(Collection entries)
+ + + +

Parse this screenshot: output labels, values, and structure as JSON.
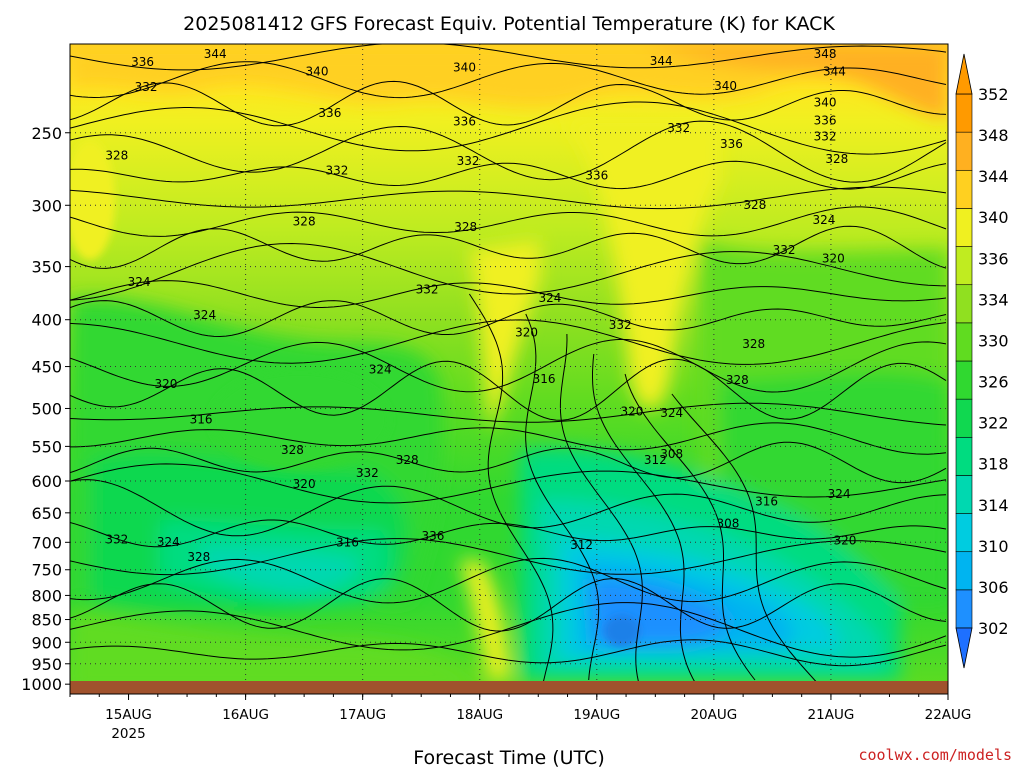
{
  "chart_data": {
    "type": "heatmap",
    "title": "2025081412 GFS Forecast Equiv. Potential Temperature (K) for KACK",
    "xlabel": "Forecast Time (UTC)",
    "ylabel": "",
    "credit": "coolwx.com/models",
    "x_ticks": [
      "15AUG",
      "16AUG",
      "17AUG",
      "18AUG",
      "19AUG",
      "20AUG",
      "21AUG",
      "22AUG"
    ],
    "x_year_label": "2025",
    "x_range_days": [
      -0.5,
      7.0
    ],
    "y_ticks": [
      250,
      300,
      350,
      400,
      450,
      500,
      550,
      600,
      650,
      700,
      750,
      800,
      850,
      900,
      950,
      1000
    ],
    "y_range_hpa": [
      200,
      1025
    ],
    "y_scale": "log-pressure",
    "grid": true,
    "colorbar": {
      "levels": [
        302,
        306,
        310,
        314,
        318,
        322,
        326,
        330,
        334,
        336,
        340,
        344,
        348,
        352
      ],
      "labels": [
        "352",
        "348",
        "344",
        "340",
        "336",
        "334",
        "330",
        "326",
        "322",
        "318",
        "314",
        "310",
        "306",
        "302"
      ],
      "colors": [
        "#1e90ff",
        "#00b4f0",
        "#00cce0",
        "#00d8b0",
        "#00dc80",
        "#10d850",
        "#30d830",
        "#60dc20",
        "#90e020",
        "#c0ec20",
        "#f0f020",
        "#ffd020",
        "#ffb020",
        "#ff9a00"
      ]
    },
    "surface_color": "#a0522d",
    "contour_labels": [
      {
        "v": "344",
        "d": 0.74,
        "p": 222
      },
      {
        "v": "336",
        "d": 0.12,
        "p": 240
      },
      {
        "v": "340",
        "d": 1.61,
        "p": 257
      },
      {
        "v": "340",
        "d": 2.87,
        "p": 250
      },
      {
        "v": "344",
        "d": 4.55,
        "p": 238
      },
      {
        "v": "348",
        "d": 5.95,
        "p": 212
      },
      {
        "v": "344",
        "d": 6.03,
        "p": 257
      },
      {
        "v": "340",
        "d": 5.1,
        "p": 284
      },
      {
        "v": "340",
        "d": 5.95,
        "p": 314
      },
      {
        "v": "332",
        "d": 0.15,
        "p": 285
      },
      {
        "v": "336",
        "d": 1.72,
        "p": 333
      },
      {
        "v": "336",
        "d": 2.87,
        "p": 348
      },
      {
        "v": "332",
        "d": 4.7,
        "p": 360
      },
      {
        "v": "336",
        "d": 5.15,
        "p": 389
      },
      {
        "v": "336",
        "d": 5.95,
        "p": 346
      },
      {
        "v": "332",
        "d": 5.95,
        "p": 375
      },
      {
        "v": "328",
        "d": -0.1,
        "p": 410
      },
      {
        "v": "328",
        "d": 6.05,
        "p": 416
      },
      {
        "v": "332",
        "d": 1.78,
        "p": 437
      },
      {
        "v": "332",
        "d": 2.9,
        "p": 420
      },
      {
        "v": "336",
        "d": 4.0,
        "p": 446
      },
      {
        "v": "328",
        "d": 5.35,
        "p": 500
      },
      {
        "v": "328",
        "d": 1.5,
        "p": 530
      },
      {
        "v": "328",
        "d": 2.88,
        "p": 540
      },
      {
        "v": "324",
        "d": 5.94,
        "p": 527
      },
      {
        "v": "332",
        "d": 5.6,
        "p": 582
      },
      {
        "v": "320",
        "d": 6.02,
        "p": 597
      },
      {
        "v": "324",
        "d": 0.09,
        "p": 640
      },
      {
        "v": "332",
        "d": 2.55,
        "p": 654
      },
      {
        "v": "324",
        "d": 3.6,
        "p": 669
      },
      {
        "v": "324",
        "d": 0.65,
        "p": 700
      },
      {
        "v": "332",
        "d": 4.2,
        "p": 718
      },
      {
        "v": "320",
        "d": 3.4,
        "p": 732
      },
      {
        "v": "328",
        "d": 5.34,
        "p": 753
      },
      {
        "v": "316",
        "d": 3.55,
        "p": 816
      },
      {
        "v": "324",
        "d": 2.15,
        "p": 799
      },
      {
        "v": "328",
        "d": 5.2,
        "p": 818
      },
      {
        "v": "320",
        "d": 0.32,
        "p": 825
      },
      {
        "v": "320",
        "d": 4.3,
        "p": 875
      },
      {
        "v": "324",
        "d": 4.64,
        "p": 878
      },
      {
        "v": "316",
        "d": 0.62,
        "p": 890
      },
      {
        "v": "328",
        "d": 1.4,
        "p": 945
      },
      {
        "v": "320",
        "d": 1.5,
        "p": 1007
      },
      {
        "v": "308",
        "d": 4.64,
        "p": 953
      },
      {
        "v": "312",
        "d": 4.5,
        "p": 964
      },
      {
        "v": "328",
        "d": 2.38,
        "p": 964
      },
      {
        "v": "332",
        "d": 2.04,
        "p": 987
      },
      {
        "v": "316",
        "d": 5.45,
        "p": 1039
      },
      {
        "v": "324",
        "d": 6.07,
        "p": 1025
      },
      {
        "v": "308",
        "d": 5.12,
        "p": 1079
      },
      {
        "v": "312",
        "d": 3.87,
        "p": 1118
      },
      {
        "v": "320",
        "d": 6.12,
        "p": 1110
      },
      {
        "v": "336",
        "d": 2.6,
        "p": 1102
      },
      {
        "v": "324",
        "d": 0.34,
        "p": 1113
      },
      {
        "v": "328",
        "d": 0.6,
        "p": 1140
      },
      {
        "v": "332",
        "d": -0.1,
        "p": 1108
      },
      {
        "v": "316",
        "d": 1.87,
        "p": 1114
      }
    ]
  }
}
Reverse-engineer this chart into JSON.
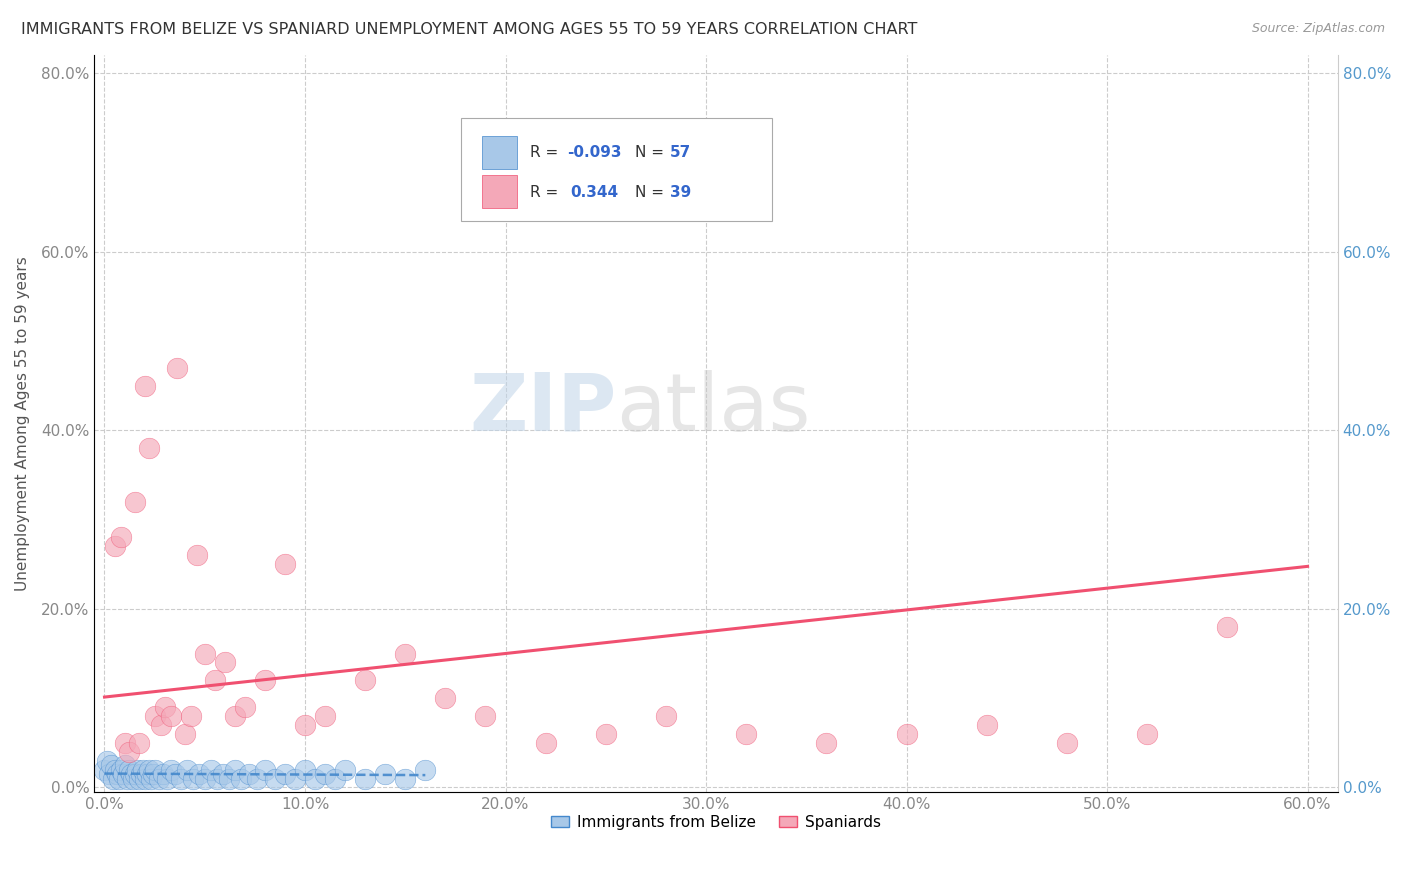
{
  "title": "IMMIGRANTS FROM BELIZE VS SPANIARD UNEMPLOYMENT AMONG AGES 55 TO 59 YEARS CORRELATION CHART",
  "source": "Source: ZipAtlas.com",
  "ylabel": "Unemployment Among Ages 55 to 59 years",
  "xlabel": "",
  "xlim": [
    -0.005,
    0.615
  ],
  "ylim": [
    -0.005,
    0.82
  ],
  "xticks": [
    0.0,
    0.1,
    0.2,
    0.3,
    0.4,
    0.5,
    0.6
  ],
  "yticks": [
    0.0,
    0.2,
    0.4,
    0.6,
    0.8
  ],
  "xtick_labels": [
    "0.0%",
    "10.0%",
    "20.0%",
    "30.0%",
    "40.0%",
    "50.0%",
    "60.0%"
  ],
  "ytick_labels": [
    "0.0%",
    "20.0%",
    "40.0%",
    "60.0%",
    "80.0%"
  ],
  "belize_R": -0.093,
  "belize_N": 57,
  "spaniard_R": 0.344,
  "spaniard_N": 39,
  "belize_color": "#a8c8e8",
  "spaniard_color": "#f4a8b8",
  "belize_line_color": "#4488cc",
  "spaniard_line_color": "#f05070",
  "watermark_zip": "ZIP",
  "watermark_atlas": "atlas",
  "watermark_color_zip": "#c8d8e8",
  "watermark_color_atlas": "#c8c8c8",
  "background_color": "#ffffff",
  "grid_color": "#cccccc",
  "belize_x": [
    0.0,
    0.001,
    0.002,
    0.003,
    0.004,
    0.005,
    0.006,
    0.007,
    0.008,
    0.009,
    0.01,
    0.011,
    0.012,
    0.013,
    0.014,
    0.015,
    0.016,
    0.017,
    0.018,
    0.019,
    0.02,
    0.021,
    0.022,
    0.023,
    0.024,
    0.025,
    0.027,
    0.029,
    0.031,
    0.033,
    0.035,
    0.038,
    0.041,
    0.044,
    0.047,
    0.05,
    0.053,
    0.056,
    0.059,
    0.062,
    0.065,
    0.068,
    0.072,
    0.076,
    0.08,
    0.085,
    0.09,
    0.095,
    0.1,
    0.105,
    0.11,
    0.115,
    0.12,
    0.13,
    0.14,
    0.15,
    0.16
  ],
  "belize_y": [
    0.02,
    0.03,
    0.015,
    0.025,
    0.01,
    0.02,
    0.015,
    0.01,
    0.02,
    0.015,
    0.025,
    0.01,
    0.02,
    0.015,
    0.01,
    0.015,
    0.02,
    0.01,
    0.015,
    0.02,
    0.01,
    0.015,
    0.02,
    0.01,
    0.015,
    0.02,
    0.01,
    0.015,
    0.01,
    0.02,
    0.015,
    0.01,
    0.02,
    0.01,
    0.015,
    0.01,
    0.02,
    0.01,
    0.015,
    0.01,
    0.02,
    0.01,
    0.015,
    0.01,
    0.02,
    0.01,
    0.015,
    0.01,
    0.02,
    0.01,
    0.015,
    0.01,
    0.02,
    0.01,
    0.015,
    0.01,
    0.02
  ],
  "spaniard_x": [
    0.005,
    0.008,
    0.01,
    0.012,
    0.015,
    0.017,
    0.02,
    0.022,
    0.025,
    0.028,
    0.03,
    0.033,
    0.036,
    0.04,
    0.043,
    0.046,
    0.05,
    0.055,
    0.06,
    0.065,
    0.07,
    0.08,
    0.09,
    0.1,
    0.11,
    0.13,
    0.15,
    0.17,
    0.19,
    0.22,
    0.25,
    0.28,
    0.32,
    0.36,
    0.4,
    0.44,
    0.48,
    0.52,
    0.56
  ],
  "spaniard_y": [
    0.27,
    0.28,
    0.05,
    0.04,
    0.32,
    0.05,
    0.45,
    0.38,
    0.08,
    0.07,
    0.09,
    0.08,
    0.47,
    0.06,
    0.08,
    0.26,
    0.15,
    0.12,
    0.14,
    0.08,
    0.09,
    0.12,
    0.25,
    0.07,
    0.08,
    0.12,
    0.15,
    0.1,
    0.08,
    0.05,
    0.06,
    0.08,
    0.06,
    0.05,
    0.06,
    0.07,
    0.05,
    0.06,
    0.18
  ],
  "legend_R_color": "#3366cc",
  "legend_N_color": "#3366cc"
}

+ + + +

## Objective
Collect each line above holding the string "ylabel".

## Correct response
    "ylabel": "",
  "ylabel": "Unemployment Among Ages 55 to 59 years",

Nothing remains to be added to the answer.